2 4x8 sheets 3/4" plywood
2 4x8 sheets 1/2" plywood
Wood glue
#6 x 1-1/2" slip-fit wood or drywall screws (I used Spax hardwood screws, which are superb for preventing splitting in plywood)
3/8" dowels for shelf pins and screw plugs 

You will need these tools:

Tape measure
Speed square
4-6 12" bar clamps
Circular saw
Relevant safety equipment

Step 1: Cuts!

To make these directions easier, I will just relate the construction of a single box; repeat four times for a whole bed. The dimensions here are for a queen mattress, which is 60" by 80". Refer to this Wikipedia chart and adapt for the dimensions of your own mattress. A single (twin), could be supported with just two boxes instead of four.

Cut one panel of 3/4" plywood at 32" x 42" (the top); one 3/4" panel at 32" x 14" (side one); one 1/2" panel at 32" x 14" (side two); one 1/2" panel at 40-3/4" x 14" (the stiffening rib); one 3/4" panel at 40-3/4" x 3" (the door track); and one 1/2" panel at 40-1/2" x 18" (the shelf). 

To cut square pieces out of sheet goods with just a circular saw, clamp down a straight edge, forming a temporary fence. Measure your circular saw from the edge of the baseplate to the face of the blade, and offset the straight edge from your desired cut line by that same amount. When cutting, push the straight side of the base plate of the saw against the straight edge, guiding your cut. For clean cuts in sheet goods, use a 60-tooth finishing blade with carbide teeth, which will cut smoothly with minimum chip-out.

Given entries:
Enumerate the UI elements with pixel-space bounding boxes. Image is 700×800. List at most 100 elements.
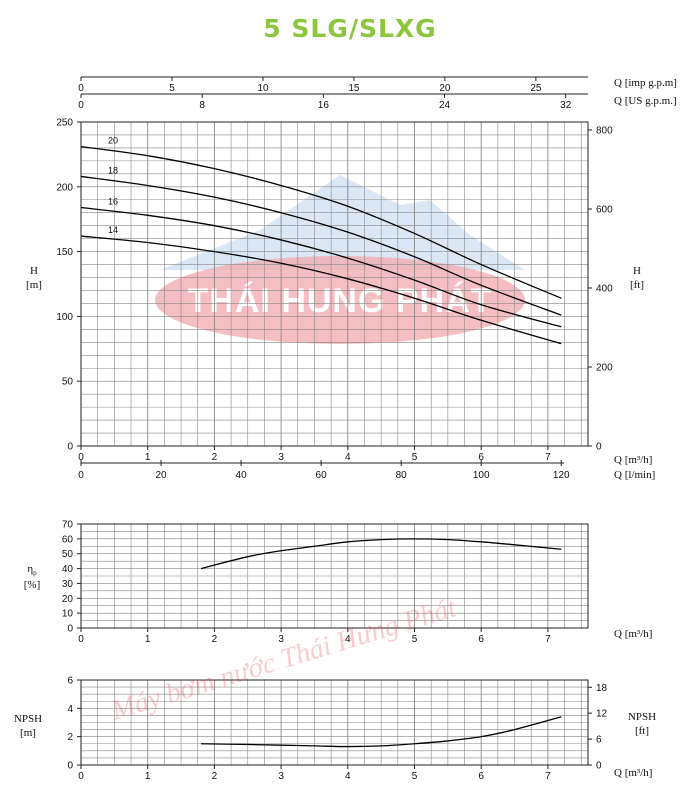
y-tick-label: 60 — [62, 534, 74, 545]
x-tick-label: 0 — [78, 634, 84, 645]
x-tick-label: 7 — [545, 452, 551, 463]
q-lmin-label: Q [l/min] — [614, 469, 655, 481]
y-tick-label: 30 — [62, 579, 74, 590]
y-tick-label: 200 — [56, 182, 73, 193]
watermark-diagonal-text: Máy bơm nước Thái Hưng Phát — [107, 592, 461, 727]
x-tick-label: 1 — [145, 452, 151, 463]
us-tick-label: 0 — [78, 100, 84, 111]
x-tick-label: 6 — [478, 634, 484, 645]
eta-y-unit: [%] — [24, 579, 41, 591]
imp-tick-label: 5 — [169, 83, 175, 94]
watermark-logo-text: THÁI HUNG PHÁT — [188, 282, 493, 320]
x-tick-label: 2 — [212, 771, 218, 782]
x-tick-label: 4 — [345, 452, 351, 463]
curve-label-16: 16 — [108, 197, 118, 207]
x-tick-label: 5 — [412, 634, 418, 645]
npsh-ft-tick-label: 18 — [596, 683, 608, 694]
eta-y-sub: p — [33, 569, 37, 577]
npsh-y-label: NPSH — [14, 713, 42, 725]
npsh-ft-label: NPSH — [628, 711, 656, 723]
curve-efficiency — [200, 538, 562, 570]
watermark-mountain — [160, 175, 525, 270]
ft-tick-label: 0 — [596, 442, 602, 453]
y-tick-label: 250 — [56, 118, 73, 129]
grid-head — [80, 121, 589, 447]
grid-npsh — [80, 679, 589, 766]
curve-head-14 — [80, 235, 562, 345]
x-tick-label: 1 — [145, 771, 151, 782]
y-tick-label: 20 — [62, 594, 74, 605]
y-tick-label: 2 — [67, 732, 73, 743]
npsh-ft-tick-label: 12 — [596, 709, 608, 720]
x-tick-label: 6 — [478, 452, 484, 463]
curve-label-14: 14 — [108, 225, 118, 235]
lmin-tick-label: 0 — [78, 470, 84, 481]
lmin-tick-label: 40 — [236, 470, 248, 481]
x-tick-label: 3 — [278, 634, 284, 645]
x-tick-label: 6 — [478, 771, 484, 782]
ft-tick-label: 200 — [596, 362, 613, 373]
x-tick-label: 3 — [278, 771, 284, 782]
x-tick-label: 5 — [412, 452, 418, 463]
y-tick-label: 50 — [62, 377, 74, 388]
ft-tick-label: 600 — [596, 204, 613, 215]
npsh-ft-tick-label: 0 — [596, 761, 602, 772]
x-tick-label: 5 — [412, 771, 418, 782]
y-tick-label: 4 — [67, 704, 73, 715]
x-tick-label: 2 — [212, 452, 218, 463]
x-tick-label: 2 — [212, 634, 218, 645]
curve-head-20 — [80, 145, 562, 299]
x-tick-label: 3 — [278, 452, 284, 463]
lmin-tick-label: 60 — [316, 470, 328, 481]
q-m3h-label: Q [m³/h] — [614, 454, 652, 466]
imp-tick-label: 0 — [78, 83, 84, 94]
us-tick-label: 8 — [199, 100, 205, 111]
x-tick-label: 4 — [345, 634, 351, 645]
h-y-label: H — [30, 265, 38, 277]
y-tick-label: 0 — [67, 624, 73, 635]
h-y-unit: [m] — [26, 279, 42, 291]
x-tick-label: 4 — [345, 771, 351, 782]
imp-tick-label: 10 — [257, 83, 269, 94]
top-axis-label-imp: Q [imp g.p.m] — [614, 77, 677, 89]
h-ft-label: H — [633, 265, 641, 277]
grid-efficiency — [80, 523, 589, 629]
eta-x-label: Q [m³/h] — [614, 628, 652, 640]
y-tick-label: 0 — [67, 761, 73, 772]
lmin-tick-label: 100 — [473, 470, 490, 481]
npsh-y-unit: [m] — [20, 727, 36, 739]
y-tick-label: 100 — [56, 312, 73, 323]
us-tick-label: 24 — [439, 100, 451, 111]
lmin-tick-label: 20 — [155, 470, 167, 481]
imp-tick-label: 25 — [530, 83, 542, 94]
npsh-ft-tick-label: 6 — [596, 735, 602, 746]
y-tick-label: 10 — [62, 609, 74, 620]
imp-tick-label: 15 — [348, 83, 360, 94]
eta-y-main: η — [27, 563, 33, 575]
us-tick-label: 32 — [560, 100, 572, 111]
x-tick-label: 7 — [545, 634, 551, 645]
ft-tick-label: 400 — [596, 283, 613, 294]
h-ft-unit: [ft] — [630, 279, 644, 291]
curve-npsh — [201, 716, 562, 748]
curve-label-20: 20 — [108, 136, 118, 146]
y-tick-label: 0 — [67, 442, 73, 453]
npsh-ft-unit: [ft] — [635, 725, 649, 737]
chart-title: 5 SLG/SLXG — [263, 14, 437, 43]
curve-head-18 — [80, 175, 562, 316]
imp-tick-label: 20 — [439, 83, 451, 94]
y-tick-label: 40 — [62, 564, 74, 575]
curve-head-16 — [80, 206, 562, 328]
y-tick-label: 150 — [56, 247, 73, 258]
ft-tick-label: 800 — [596, 125, 613, 136]
x-tick-label: 0 — [78, 771, 84, 782]
lmin-tick-label: 120 — [553, 470, 570, 481]
y-tick-label: 50 — [62, 549, 74, 560]
npsh-x-label: Q [m³/h] — [614, 767, 652, 779]
y-tick-label: 70 — [62, 520, 74, 531]
x-tick-label: 1 — [145, 634, 151, 645]
us-tick-label: 16 — [318, 100, 330, 111]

Requirements: Continue the plywood bed-box building instructions from the point where they stop.

Answer for this exercise:
For cross cuts, clamp down a speed square, registered against the long edge of the work piece, as your saw guide. 

All the measuring and clamping and re-arranging is kind of tedious, but important for accuracy. Take the time to make precise cuts, and later joinery will be painless. 

Step 2: Dadoes!

dado is a groove made in a piece of wood by running a blade through it at a shallow depth. Dadoes are much easier to make on a table saw, so if you have access to one, by all means use it.

Set the blade depth on the circular saw to 3/8" of an inch. Test cut on a piece of scrap to ensure the blade depth is accurate. Run two cuts on the underside of the top (the side that is more flawed), parallel to the long side, at 1" in from the edge and 1-3/4" in from the edge. 

Set the blade depth to 1/8" of an inch. Repeat the above cuts, mirroring them in the 3" strip of wood that will be the bottom track for the doors. 

It is important that these cuts be super accurate, so take care in setting up the straight edge. The depths are also important, as they allow enough play in the doors to make them removable if need be, so again, take care in registering the saw and make some test cuts to confirm accuracy. 

Step 3: Assembly!

On each 32" x 14" side panel, mark a line 12-1/4" in from 14" edge. Mark out three screw holes. On the opposite side of each panel, mark a line at 12" from the same side, which will serve as a straight line to register the internal rib. I plugged the screw holes for looks, though this is not strictly necessary; if you want, counter-bore each screw hole with a 3/8" bit, a 1/4" deep. 

Coat one end of the rib with a thin, even layer of wood glue. Tilt up and align one side of the 3/4" rib panel with the 12" mark on the side panel. Pre-drill and screw together, using a square to check that everything is flush.

Attach the door track parallel to the rib, flush with the front of the 3/4" side. 

Repeat for the matching 1/2" side panel, forming an asymmetrical "H"-shaped arrangement when viewed from above.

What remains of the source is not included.